-- start of SOURCE DATA --

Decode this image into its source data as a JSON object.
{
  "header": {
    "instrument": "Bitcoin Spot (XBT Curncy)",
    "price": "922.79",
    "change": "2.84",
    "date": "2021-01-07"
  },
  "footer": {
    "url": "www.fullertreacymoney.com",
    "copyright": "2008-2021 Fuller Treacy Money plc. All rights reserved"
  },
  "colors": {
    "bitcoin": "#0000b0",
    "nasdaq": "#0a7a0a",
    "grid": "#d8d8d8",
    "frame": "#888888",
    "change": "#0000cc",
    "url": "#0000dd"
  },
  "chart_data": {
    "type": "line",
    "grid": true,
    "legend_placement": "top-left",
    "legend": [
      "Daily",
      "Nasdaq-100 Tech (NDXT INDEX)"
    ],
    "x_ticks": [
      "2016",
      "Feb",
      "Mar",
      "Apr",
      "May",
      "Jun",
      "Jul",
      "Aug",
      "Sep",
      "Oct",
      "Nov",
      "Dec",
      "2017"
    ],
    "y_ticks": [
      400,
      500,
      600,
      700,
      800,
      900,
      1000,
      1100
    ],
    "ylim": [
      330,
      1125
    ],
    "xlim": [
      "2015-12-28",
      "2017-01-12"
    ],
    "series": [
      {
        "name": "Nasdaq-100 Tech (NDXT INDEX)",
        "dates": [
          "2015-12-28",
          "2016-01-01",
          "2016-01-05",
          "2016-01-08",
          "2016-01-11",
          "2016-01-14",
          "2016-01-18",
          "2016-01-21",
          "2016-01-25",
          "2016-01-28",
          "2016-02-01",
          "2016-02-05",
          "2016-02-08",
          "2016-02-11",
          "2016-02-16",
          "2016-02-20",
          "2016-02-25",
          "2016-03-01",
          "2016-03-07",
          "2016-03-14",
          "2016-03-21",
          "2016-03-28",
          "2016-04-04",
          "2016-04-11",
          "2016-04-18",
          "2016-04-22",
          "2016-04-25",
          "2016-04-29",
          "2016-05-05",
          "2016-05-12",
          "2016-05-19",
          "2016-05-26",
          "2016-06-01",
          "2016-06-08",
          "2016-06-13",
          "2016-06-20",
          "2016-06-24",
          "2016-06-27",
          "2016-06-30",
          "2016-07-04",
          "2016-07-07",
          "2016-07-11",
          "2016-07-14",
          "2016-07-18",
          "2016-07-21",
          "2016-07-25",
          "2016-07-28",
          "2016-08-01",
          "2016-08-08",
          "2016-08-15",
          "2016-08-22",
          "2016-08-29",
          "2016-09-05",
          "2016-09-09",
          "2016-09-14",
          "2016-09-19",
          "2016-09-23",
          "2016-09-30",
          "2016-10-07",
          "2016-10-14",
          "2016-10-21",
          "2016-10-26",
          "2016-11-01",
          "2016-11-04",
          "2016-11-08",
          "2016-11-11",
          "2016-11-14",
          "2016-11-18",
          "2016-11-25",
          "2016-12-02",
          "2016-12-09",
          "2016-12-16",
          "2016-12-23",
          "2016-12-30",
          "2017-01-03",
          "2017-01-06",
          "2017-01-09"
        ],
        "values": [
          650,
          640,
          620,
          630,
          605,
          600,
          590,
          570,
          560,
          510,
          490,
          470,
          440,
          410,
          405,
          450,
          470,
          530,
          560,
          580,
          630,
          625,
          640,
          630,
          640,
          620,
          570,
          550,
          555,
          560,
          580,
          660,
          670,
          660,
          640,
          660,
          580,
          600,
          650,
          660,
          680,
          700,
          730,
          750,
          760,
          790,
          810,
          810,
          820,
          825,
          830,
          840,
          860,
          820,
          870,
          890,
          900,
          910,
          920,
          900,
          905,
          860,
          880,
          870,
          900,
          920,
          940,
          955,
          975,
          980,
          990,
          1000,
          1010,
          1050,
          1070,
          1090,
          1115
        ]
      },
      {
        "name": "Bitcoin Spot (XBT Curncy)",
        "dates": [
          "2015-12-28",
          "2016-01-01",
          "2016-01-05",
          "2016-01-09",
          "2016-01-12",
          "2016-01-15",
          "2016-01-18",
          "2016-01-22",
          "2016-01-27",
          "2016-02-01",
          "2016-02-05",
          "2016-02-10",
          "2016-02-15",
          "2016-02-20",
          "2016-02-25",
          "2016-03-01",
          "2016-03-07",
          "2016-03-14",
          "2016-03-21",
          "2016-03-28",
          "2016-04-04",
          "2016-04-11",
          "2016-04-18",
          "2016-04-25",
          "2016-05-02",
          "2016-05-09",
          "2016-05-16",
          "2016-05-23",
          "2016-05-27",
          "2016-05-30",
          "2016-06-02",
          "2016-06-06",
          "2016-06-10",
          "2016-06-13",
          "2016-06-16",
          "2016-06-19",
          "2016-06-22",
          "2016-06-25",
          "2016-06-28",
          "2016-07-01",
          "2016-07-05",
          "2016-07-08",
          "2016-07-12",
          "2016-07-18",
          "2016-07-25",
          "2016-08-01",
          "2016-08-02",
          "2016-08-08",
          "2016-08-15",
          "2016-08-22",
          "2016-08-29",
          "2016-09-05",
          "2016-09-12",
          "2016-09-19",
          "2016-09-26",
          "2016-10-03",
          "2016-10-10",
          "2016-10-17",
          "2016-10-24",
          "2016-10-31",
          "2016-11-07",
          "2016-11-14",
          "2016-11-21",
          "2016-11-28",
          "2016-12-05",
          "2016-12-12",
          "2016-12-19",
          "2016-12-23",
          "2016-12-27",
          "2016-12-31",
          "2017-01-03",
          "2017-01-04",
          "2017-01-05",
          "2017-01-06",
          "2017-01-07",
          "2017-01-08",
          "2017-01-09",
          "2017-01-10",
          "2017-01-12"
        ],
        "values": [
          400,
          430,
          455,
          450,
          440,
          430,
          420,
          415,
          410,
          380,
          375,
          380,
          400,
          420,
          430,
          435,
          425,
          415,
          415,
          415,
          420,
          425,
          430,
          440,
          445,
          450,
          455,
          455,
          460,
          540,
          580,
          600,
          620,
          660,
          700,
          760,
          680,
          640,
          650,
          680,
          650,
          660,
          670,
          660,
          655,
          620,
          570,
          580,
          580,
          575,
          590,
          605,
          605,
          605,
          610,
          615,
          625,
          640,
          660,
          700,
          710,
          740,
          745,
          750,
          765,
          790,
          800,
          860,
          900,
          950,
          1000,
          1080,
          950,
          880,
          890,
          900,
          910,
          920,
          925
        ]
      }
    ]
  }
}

-- end of SOURCE DATA --

Write out every entry again exactly, please, with nothing missing.

| REPLY |
Decode this image into its source data as a JSON object.
{
  "header": {
    "instrument": "Bitcoin Spot (XBT Curncy)",
    "price": "922.79",
    "change": "2.84",
    "date": "2021-01-07"
  },
  "footer": {
    "url": "www.fullertreacymoney.com",
    "copyright": "2008-2021 Fuller Treacy Money plc. All rights reserved"
  },
  "colors": {
    "bitcoin": "#0000b0",
    "nasdaq": "#0a7a0a",
    "grid": "#d8d8d8",
    "frame": "#888888",
    "change": "#0000cc",
    "url": "#0000dd"
  },
  "chart_data": {
    "type": "line",
    "grid": true,
    "legend_placement": "top-left",
    "legend": [
      "Daily",
      "Nasdaq-100 Tech (NDXT INDEX)"
    ],
    "x_ticks": [
      "2016",
      "Feb",
      "Mar",
      "Apr",
      "May",
      "Jun",
      "Jul",
      "Aug",
      "Sep",
      "Oct",
      "Nov",
      "Dec",
      "2017"
    ],
    "y_ticks": [
      400,
      500,
      600,
      700,
      800,
      900,
      1000,
      1100
    ],
    "ylim": [
      330,
      1125
    ],
    "xlim": [
      "2015-12-28",
      "2017-01-12"
    ],
    "series": [
      {
        "name": "Nasdaq-100 Tech (NDXT INDEX)",
        "dates": [
          "2015-12-28",
          "2016-01-01",
          "2016-01-05",
          "2016-01-08",
          "2016-01-11",
          "2016-01-14",
          "2016-01-18",
          "2016-01-21",
          "2016-01-25",
          "2016-01-28",
          "2016-02-01",
          "2016-02-05",
          "2016-02-08",
          "2016-02-11",
          "2016-02-16",
          "2016-02-20",
          "2016-02-25",
          "2016-03-01",
          "2016-03-07",
          "2016-03-14",
          "2016-03-21",
          "2016-03-28",
          "2016-04-04",
          "2016-04-11",
          "2016-04-18",
          "2016-04-22",
          "2016-04-25",
          "2016-04-29",
          "2016-05-05",
          "2016-05-12",
          "2016-05-19",
          "2016-05-26",
          "2016-06-01",
          "2016-06-08",
          "2016-06-13",
          "2016-06-20",
          "2016-06-24",
          "2016-06-27",
          "2016-06-30",
          "2016-07-04",
          "2016-07-07",
          "2016-07-11",
          "2016-07-14",
          "2016-07-18",
          "2016-07-21",
          "2016-07-25",
          "2016-07-28",
          "2016-08-01",
          "2016-08-08",
          "2016-08-15",
          "2016-08-22",
          "2016-08-29",
          "2016-09-05",
          "2016-09-09",
          "2016-09-14",
          "2016-09-19",
          "2016-09-23",
          "2016-09-30",
          "2016-10-07",
          "2016-10-14",
          "2016-10-21",
          "2016-10-26",
          "2016-11-01",
          "2016-11-04",
          "2016-11-08",
          "2016-11-11",
          "2016-11-14",
          "2016-11-18",
          "2016-11-25",
          "2016-12-02",
          "2016-12-09",
          "2016-12-16",
          "2016-12-23",
          "2016-12-30",
          "2017-01-03",
          "2017-01-06",
          "2017-01-09"
        ],
        "values": [
          650,
          640,
          620,
          630,
          605,
          600,
          590,
          570,
          560,
          510,
          490,
          470,
          440,
          410,
          405,
          450,
          470,
          530,
          560,
          580,
          630,
          625,
          640,
          630,
          640,
          620,
          570,
          550,
          555,
          560,
          580,
          660,
          670,
          660,
          640,
          660,
          580,
          600,
          650,
          660,
          680,
          700,
          730,
          750,
          760,
          790,
          810,
          810,
          820,
          825,
          830,
          840,
          860,
          820,
          870,
          890,
          900,
          910,
          920,
          900,
          905,
          860,
          880,
          870,
          900,
          920,
          940,
          955,
          975,
          980,
          990,
          1000,
          1010,
          1050,
          1070,
          1090,
          1115
        ]
      },
      {
        "name": "Bitcoin Spot (XBT Curncy)",
        "dates": [
          "2015-12-28",
          "2016-01-01",
          "2016-01-05",
          "2016-01-09",
          "2016-01-12",
          "2016-01-15",
          "2016-01-18",
          "2016-01-22",
          "2016-01-27",
          "2016-02-01",
          "2016-02-05",
          "2016-02-10",
          "2016-02-15",
          "2016-02-20",
          "2016-02-25",
          "2016-03-01",
          "2016-03-07",
          "2016-03-14",
          "2016-03-21",
          "2016-03-28",
          "2016-04-04",
          "2016-04-11",
          "2016-04-18",
          "2016-04-25",
          "2016-05-02",
          "2016-05-09",
          "2016-05-16",
          "2016-05-23",
          "2016-05-27",
          "2016-05-30",
          "2016-06-02",
          "2016-06-06",
          "2016-06-10",
          "2016-06-13",
          "2016-06-16",
          "2016-06-19",
          "2016-06-22",
          "2016-06-25",
          "2016-06-28",
          "2016-07-01",
          "2016-07-05",
          "2016-07-08",
          "2016-07-12",
          "2016-07-18",
          "2016-07-25",
          "2016-08-01",
          "2016-08-02",
          "2016-08-08",
          "2016-08-15",
          "2016-08-22",
          "2016-08-29",
          "2016-09-05",
          "2016-09-12",
          "2016-09-19",
          "2016-09-26",
          "2016-10-03",
          "2016-10-10",
          "2016-10-17",
          "2016-10-24",
          "2016-10-31",
          "2016-11-07",
          "2016-11-14",
          "2016-11-21",
          "2016-11-28",
          "2016-12-05",
          "2016-12-12",
          "2016-12-19",
          "2016-12-23",
          "2016-12-27",
          "2016-12-31",
          "2017-01-03",
          "2017-01-04",
          "2017-01-05",
          "2017-01-06",
          "2017-01-07",
          "2017-01-08",
          "2017-01-09",
          "2017-01-10",
          "2017-01-12"
        ],
        "values": [
          400,
          430,
          455,
          450,
          440,
          430,
          420,
          415,
          410,
          380,
          375,
          380,
          400,
          420,
          430,
          435,
          425,
          415,
          415,
          415,
          420,
          425,
          430,
          440,
          445,
          450,
          455,
          455,
          460,
          540,
          580,
          600,
          620,
          660,
          700,
          760,
          680,
          640,
          650,
          680,
          650,
          660,
          670,
          660,
          655,
          620,
          570,
          580,
          580,
          575,
          590,
          605,
          605,
          605,
          610,
          615,
          625,
          640,
          660,
          700,
          710,
          740,
          745,
          750,
          765,
          790,
          800,
          860,
          900,
          950,
          1000,
          1080,
          950,
          880,
          890,
          900,
          910,
          920,
          925
        ]
      }
    ]
  }
}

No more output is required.